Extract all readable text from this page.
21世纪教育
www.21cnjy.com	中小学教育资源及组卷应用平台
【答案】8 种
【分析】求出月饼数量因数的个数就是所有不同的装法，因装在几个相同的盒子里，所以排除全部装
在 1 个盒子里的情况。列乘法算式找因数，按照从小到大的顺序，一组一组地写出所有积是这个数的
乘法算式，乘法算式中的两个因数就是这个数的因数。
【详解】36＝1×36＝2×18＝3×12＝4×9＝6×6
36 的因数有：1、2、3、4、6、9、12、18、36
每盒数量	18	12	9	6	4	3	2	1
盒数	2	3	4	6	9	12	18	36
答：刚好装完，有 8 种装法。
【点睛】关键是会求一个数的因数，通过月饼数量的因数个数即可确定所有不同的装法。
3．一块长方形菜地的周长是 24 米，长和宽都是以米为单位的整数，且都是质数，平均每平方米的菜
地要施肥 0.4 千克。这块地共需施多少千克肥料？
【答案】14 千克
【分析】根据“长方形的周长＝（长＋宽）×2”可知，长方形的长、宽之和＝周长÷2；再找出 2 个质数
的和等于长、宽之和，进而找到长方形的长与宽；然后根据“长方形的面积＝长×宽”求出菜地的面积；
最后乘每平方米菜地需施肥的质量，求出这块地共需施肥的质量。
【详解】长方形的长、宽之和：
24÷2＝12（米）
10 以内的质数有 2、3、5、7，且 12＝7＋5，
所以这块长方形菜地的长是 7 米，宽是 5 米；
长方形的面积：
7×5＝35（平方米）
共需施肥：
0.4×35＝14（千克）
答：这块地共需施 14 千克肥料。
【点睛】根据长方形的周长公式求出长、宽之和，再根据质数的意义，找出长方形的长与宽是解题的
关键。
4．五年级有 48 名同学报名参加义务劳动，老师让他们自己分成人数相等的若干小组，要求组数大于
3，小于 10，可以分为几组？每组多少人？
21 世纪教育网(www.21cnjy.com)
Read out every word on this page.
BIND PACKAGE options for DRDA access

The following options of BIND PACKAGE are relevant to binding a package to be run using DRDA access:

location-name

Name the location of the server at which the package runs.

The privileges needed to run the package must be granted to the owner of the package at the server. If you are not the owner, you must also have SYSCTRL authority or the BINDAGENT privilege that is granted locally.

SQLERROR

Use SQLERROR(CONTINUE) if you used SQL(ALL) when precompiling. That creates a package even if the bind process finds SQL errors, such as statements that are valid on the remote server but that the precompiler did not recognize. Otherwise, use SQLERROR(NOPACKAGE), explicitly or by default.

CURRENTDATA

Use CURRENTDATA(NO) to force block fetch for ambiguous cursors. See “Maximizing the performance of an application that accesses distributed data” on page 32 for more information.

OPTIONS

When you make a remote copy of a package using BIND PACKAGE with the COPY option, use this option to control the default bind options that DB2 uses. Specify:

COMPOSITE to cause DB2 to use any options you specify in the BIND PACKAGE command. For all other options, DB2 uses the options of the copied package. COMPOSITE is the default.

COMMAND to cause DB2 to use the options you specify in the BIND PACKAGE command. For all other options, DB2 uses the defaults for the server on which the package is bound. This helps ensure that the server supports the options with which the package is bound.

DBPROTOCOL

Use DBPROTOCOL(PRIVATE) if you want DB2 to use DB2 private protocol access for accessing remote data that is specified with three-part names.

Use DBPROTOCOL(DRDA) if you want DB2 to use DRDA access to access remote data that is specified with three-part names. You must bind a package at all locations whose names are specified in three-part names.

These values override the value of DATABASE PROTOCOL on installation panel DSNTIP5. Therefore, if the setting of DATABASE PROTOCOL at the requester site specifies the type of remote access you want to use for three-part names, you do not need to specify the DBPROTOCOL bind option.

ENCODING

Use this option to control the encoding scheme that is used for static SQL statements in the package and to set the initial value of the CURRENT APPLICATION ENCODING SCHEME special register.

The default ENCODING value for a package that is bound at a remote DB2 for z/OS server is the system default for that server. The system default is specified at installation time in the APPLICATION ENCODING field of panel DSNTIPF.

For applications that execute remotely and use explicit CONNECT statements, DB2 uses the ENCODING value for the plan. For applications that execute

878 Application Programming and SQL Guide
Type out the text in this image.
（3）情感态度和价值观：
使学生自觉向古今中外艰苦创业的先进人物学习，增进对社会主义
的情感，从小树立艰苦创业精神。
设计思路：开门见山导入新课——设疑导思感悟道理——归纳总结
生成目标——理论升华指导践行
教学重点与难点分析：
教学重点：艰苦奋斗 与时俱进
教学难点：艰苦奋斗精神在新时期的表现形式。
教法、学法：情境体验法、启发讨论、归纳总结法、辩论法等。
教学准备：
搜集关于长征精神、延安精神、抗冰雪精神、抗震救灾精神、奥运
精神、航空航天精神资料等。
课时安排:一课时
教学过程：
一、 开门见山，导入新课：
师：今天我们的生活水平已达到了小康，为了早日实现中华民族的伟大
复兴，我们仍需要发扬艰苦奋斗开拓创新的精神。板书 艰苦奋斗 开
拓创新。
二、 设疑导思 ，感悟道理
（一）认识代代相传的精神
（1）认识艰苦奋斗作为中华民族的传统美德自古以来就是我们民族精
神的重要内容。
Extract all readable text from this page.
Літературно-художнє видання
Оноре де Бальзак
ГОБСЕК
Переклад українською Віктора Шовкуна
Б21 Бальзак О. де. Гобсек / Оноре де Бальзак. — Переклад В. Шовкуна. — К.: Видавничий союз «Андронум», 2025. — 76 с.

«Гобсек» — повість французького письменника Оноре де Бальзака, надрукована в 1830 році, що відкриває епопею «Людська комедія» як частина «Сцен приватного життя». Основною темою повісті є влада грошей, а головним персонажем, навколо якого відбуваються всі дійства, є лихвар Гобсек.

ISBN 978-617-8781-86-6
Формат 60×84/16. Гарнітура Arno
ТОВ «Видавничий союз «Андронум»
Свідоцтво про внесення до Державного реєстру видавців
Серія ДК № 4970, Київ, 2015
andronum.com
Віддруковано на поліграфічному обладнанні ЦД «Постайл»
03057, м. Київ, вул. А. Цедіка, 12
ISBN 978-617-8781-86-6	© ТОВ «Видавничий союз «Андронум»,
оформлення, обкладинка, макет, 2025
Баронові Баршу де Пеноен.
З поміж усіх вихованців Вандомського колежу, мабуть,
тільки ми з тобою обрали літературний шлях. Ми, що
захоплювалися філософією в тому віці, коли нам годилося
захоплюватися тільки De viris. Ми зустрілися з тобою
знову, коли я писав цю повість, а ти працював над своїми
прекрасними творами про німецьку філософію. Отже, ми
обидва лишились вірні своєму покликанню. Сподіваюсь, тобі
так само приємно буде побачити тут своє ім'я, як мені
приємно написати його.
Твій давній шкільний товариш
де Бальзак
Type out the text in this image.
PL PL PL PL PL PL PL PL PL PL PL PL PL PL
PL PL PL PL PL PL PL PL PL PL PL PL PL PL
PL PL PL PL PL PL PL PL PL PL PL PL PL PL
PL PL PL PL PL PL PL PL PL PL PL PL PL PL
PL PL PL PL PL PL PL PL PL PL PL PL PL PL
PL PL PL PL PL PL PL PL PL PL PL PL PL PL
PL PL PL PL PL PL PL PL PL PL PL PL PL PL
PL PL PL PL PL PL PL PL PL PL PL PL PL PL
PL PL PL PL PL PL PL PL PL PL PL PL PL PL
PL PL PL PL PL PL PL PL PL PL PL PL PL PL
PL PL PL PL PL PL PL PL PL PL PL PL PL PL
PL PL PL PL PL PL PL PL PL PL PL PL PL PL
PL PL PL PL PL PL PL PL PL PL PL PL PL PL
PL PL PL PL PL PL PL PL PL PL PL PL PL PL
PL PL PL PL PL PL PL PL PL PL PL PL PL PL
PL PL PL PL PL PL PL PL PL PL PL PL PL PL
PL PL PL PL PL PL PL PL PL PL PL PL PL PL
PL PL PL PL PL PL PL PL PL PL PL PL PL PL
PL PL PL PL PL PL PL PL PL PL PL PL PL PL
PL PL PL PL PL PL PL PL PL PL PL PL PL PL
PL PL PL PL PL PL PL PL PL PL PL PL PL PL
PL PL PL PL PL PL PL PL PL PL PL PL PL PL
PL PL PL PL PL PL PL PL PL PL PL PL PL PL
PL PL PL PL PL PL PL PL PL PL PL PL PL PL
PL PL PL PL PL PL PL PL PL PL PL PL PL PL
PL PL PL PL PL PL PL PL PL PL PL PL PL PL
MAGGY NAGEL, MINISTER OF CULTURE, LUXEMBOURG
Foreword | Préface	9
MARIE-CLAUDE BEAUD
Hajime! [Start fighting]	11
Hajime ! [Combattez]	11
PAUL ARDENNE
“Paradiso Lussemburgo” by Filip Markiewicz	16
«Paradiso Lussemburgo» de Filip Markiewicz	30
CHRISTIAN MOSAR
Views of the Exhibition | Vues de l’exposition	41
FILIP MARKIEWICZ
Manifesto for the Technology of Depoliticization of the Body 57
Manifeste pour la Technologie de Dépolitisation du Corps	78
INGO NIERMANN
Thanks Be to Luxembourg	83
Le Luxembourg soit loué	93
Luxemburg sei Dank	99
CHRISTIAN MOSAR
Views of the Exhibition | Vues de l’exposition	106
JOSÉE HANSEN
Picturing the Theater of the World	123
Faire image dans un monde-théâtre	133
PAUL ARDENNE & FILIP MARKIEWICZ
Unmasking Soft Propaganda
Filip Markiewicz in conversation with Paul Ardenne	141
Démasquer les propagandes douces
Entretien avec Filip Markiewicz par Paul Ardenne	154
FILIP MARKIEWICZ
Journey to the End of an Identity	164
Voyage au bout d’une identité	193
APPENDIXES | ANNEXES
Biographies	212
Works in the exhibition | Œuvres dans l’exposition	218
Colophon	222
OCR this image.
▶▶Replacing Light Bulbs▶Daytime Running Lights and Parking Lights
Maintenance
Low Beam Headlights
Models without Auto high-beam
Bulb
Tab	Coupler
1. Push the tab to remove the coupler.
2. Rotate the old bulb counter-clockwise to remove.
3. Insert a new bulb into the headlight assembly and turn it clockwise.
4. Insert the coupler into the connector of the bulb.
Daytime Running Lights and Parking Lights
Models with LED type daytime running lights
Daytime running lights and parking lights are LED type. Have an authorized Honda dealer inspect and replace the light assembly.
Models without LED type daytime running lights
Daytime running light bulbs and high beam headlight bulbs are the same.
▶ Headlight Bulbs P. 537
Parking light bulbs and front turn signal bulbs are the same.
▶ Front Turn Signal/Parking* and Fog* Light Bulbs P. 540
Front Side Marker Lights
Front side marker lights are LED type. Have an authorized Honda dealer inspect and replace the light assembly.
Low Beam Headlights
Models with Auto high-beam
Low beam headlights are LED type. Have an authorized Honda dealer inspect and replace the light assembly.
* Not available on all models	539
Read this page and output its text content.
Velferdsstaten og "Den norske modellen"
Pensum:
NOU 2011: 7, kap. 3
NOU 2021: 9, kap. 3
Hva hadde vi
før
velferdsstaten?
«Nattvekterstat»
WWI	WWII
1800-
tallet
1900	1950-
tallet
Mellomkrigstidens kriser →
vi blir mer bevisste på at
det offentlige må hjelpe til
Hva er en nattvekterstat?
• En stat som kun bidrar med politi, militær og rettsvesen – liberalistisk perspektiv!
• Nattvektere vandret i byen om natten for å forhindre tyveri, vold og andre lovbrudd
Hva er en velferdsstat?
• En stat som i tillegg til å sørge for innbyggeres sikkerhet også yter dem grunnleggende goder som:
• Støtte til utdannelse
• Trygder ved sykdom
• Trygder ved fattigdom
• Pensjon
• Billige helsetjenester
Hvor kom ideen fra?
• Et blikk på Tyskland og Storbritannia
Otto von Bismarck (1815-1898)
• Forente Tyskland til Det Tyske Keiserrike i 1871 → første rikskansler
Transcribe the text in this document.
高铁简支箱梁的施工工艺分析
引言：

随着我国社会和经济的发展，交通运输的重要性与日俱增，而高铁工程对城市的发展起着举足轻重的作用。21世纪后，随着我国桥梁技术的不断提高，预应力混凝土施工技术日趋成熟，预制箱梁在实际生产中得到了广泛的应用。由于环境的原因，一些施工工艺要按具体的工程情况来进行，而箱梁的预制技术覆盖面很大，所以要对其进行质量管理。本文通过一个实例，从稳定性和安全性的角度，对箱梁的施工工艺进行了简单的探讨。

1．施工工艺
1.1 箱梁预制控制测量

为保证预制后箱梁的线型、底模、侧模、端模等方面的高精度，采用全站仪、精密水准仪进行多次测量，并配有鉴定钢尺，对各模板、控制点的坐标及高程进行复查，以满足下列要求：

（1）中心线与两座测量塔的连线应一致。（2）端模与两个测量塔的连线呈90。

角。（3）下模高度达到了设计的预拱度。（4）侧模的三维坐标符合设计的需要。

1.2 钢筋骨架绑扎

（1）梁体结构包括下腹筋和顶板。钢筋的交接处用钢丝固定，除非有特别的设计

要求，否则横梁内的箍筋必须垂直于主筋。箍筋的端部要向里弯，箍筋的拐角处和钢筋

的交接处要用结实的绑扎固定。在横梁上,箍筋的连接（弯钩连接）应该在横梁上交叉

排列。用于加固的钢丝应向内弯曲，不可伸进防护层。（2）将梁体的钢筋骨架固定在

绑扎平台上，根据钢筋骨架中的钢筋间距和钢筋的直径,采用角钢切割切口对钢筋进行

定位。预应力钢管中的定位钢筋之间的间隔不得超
• • • •
Show, from the material above, each line that includes the string "page".

• Written answer
Extract all readable text from this page.
Read out every word on this page.
Use CURRENTDATA(NO) to force block fetch for ambiguous cursors. See “Maximizing the performance of an application that accesses distributed data” on page 32 for more information.
Extract all readable text from this page.
Read this page and output its text content.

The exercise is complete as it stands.